[START]
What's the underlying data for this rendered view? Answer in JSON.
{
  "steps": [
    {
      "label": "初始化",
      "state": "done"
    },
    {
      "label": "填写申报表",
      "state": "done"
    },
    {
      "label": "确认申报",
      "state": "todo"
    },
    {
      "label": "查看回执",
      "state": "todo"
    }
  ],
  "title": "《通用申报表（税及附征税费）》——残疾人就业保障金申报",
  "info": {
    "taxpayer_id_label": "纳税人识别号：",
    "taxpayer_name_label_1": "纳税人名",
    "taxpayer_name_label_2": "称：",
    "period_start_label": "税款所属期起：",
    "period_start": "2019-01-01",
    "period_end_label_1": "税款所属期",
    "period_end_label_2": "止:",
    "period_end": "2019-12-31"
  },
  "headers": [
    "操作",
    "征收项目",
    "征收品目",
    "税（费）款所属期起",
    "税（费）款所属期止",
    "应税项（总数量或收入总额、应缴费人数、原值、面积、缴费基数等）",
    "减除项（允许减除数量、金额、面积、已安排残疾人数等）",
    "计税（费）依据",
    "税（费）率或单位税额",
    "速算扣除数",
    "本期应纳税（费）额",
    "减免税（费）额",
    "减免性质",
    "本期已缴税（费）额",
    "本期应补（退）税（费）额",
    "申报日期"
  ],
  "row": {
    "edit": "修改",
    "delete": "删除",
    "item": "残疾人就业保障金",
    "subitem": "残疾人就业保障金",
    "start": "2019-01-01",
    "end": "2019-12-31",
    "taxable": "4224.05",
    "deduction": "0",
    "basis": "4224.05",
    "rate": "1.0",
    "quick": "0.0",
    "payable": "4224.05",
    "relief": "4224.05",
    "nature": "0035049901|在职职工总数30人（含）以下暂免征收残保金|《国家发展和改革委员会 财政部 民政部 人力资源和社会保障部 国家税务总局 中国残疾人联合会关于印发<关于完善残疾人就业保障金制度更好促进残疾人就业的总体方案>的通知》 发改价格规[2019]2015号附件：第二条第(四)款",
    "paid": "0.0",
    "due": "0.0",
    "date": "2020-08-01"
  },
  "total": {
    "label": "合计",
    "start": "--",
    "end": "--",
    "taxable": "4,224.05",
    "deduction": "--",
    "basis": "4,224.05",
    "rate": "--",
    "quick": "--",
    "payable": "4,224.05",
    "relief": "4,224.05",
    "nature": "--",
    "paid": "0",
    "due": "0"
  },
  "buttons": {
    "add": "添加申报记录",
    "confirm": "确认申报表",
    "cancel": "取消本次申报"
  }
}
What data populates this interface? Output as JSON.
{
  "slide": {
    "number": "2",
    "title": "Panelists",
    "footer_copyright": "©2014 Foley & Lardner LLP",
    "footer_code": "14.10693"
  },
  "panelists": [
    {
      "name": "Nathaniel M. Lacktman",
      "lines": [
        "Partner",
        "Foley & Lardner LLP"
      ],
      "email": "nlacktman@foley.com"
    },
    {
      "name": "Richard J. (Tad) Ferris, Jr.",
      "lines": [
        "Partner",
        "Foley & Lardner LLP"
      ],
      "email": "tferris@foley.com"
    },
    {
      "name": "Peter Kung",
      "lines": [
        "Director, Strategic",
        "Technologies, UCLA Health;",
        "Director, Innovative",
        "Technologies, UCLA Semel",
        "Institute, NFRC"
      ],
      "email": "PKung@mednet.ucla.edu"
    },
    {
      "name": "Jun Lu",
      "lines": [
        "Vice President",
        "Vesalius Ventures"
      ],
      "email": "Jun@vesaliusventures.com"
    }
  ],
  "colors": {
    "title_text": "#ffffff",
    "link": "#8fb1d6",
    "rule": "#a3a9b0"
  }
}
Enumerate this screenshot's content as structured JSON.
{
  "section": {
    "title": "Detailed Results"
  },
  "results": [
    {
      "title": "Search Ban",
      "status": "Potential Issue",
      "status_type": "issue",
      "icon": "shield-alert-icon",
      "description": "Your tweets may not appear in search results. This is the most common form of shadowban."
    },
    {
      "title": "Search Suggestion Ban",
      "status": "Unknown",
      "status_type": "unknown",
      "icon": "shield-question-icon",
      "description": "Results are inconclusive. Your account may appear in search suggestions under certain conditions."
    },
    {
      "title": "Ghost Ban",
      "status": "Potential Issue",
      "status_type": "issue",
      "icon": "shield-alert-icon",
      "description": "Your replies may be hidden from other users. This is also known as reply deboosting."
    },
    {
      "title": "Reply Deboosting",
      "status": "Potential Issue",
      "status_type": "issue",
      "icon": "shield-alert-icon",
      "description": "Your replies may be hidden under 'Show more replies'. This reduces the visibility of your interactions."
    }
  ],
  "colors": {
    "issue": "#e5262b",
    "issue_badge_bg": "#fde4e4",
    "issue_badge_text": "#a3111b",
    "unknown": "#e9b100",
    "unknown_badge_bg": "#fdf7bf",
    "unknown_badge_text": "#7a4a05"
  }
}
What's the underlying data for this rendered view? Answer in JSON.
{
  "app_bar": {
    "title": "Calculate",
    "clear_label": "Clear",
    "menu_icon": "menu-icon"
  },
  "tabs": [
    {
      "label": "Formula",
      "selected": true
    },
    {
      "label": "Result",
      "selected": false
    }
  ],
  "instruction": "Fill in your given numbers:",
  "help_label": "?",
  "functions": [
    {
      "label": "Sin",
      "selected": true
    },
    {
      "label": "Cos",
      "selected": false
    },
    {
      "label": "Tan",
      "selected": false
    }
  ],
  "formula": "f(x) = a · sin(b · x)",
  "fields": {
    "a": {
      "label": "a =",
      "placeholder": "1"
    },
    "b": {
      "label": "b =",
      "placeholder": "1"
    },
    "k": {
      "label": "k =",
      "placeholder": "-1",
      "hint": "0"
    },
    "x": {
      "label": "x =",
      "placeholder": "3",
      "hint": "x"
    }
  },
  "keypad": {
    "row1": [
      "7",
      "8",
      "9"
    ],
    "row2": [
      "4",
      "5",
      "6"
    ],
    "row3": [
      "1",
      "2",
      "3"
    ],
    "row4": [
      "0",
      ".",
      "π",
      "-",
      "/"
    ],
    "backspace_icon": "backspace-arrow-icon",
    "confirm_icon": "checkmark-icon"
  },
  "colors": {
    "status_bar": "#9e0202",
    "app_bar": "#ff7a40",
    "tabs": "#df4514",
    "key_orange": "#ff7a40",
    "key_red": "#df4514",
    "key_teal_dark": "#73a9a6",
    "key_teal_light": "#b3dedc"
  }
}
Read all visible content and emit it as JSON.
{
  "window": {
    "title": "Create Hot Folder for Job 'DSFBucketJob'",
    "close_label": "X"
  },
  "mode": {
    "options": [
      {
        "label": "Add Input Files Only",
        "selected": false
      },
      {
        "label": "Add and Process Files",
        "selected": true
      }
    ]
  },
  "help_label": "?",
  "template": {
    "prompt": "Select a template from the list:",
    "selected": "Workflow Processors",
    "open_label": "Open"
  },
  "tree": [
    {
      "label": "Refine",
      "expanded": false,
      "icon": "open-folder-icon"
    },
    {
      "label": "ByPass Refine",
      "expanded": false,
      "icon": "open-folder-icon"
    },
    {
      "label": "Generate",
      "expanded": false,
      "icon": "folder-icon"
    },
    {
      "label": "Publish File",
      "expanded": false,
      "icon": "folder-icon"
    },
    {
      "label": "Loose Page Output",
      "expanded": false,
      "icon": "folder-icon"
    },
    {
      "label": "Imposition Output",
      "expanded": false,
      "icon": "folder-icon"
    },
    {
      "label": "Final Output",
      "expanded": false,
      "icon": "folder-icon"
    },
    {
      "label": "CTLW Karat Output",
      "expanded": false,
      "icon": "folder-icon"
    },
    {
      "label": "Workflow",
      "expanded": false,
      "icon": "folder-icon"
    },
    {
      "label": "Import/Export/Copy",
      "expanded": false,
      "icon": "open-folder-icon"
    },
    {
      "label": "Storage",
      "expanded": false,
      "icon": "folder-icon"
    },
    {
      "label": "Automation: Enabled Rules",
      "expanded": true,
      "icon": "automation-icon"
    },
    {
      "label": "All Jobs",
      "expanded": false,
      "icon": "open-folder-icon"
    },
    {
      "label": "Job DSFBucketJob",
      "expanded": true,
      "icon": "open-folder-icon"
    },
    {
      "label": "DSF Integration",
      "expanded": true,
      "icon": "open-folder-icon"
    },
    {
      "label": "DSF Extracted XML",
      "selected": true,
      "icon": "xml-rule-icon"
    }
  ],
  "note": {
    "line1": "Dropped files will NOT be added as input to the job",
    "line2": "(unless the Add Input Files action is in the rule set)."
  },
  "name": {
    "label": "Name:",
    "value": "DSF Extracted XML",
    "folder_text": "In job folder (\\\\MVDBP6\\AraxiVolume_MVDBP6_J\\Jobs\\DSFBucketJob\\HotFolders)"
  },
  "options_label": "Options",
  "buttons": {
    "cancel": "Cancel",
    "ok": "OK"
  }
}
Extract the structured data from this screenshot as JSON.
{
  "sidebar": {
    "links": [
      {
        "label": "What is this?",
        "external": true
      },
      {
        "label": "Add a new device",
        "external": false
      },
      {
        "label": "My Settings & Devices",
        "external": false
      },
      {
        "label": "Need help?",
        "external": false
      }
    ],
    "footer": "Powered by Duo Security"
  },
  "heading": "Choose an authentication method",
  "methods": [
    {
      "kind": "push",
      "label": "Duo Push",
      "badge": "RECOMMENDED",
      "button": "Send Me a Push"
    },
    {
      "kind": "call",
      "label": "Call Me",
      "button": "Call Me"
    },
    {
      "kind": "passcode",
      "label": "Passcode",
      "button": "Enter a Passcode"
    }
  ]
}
[END]
• Aim
Check each line above for the word "placeholder" and copy the ones that have it.

• Response for this exercise
      "placeholder": "1"
      "placeholder": "1"
      "placeholder": "-1",
      "placeholder": "3",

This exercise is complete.